(Saved entries)
┄┄┄┄┄┄┄┄┄┄
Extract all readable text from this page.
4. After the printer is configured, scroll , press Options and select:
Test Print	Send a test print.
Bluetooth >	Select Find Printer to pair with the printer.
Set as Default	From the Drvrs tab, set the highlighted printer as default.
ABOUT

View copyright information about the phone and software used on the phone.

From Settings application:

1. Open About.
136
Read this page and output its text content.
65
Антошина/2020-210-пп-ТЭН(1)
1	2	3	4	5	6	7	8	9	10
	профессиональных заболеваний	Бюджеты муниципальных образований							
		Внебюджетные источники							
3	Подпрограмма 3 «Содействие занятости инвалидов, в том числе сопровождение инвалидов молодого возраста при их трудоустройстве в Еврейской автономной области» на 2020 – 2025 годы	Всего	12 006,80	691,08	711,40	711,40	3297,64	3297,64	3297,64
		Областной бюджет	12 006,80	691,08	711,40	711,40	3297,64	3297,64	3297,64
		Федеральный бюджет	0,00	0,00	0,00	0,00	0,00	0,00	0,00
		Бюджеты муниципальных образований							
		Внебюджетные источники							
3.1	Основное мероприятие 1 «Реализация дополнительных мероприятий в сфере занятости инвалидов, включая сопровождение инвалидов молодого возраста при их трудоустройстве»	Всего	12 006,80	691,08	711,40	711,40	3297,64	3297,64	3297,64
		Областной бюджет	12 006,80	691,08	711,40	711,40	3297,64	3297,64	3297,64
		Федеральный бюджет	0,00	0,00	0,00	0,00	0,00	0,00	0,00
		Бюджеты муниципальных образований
┄┄┄┄┄┄┄┄┄┄
Of all the lines above, how many contain the word "трудоустройстве"? Give the number and nothing else.

§ RESULT OF THIS TASK: 2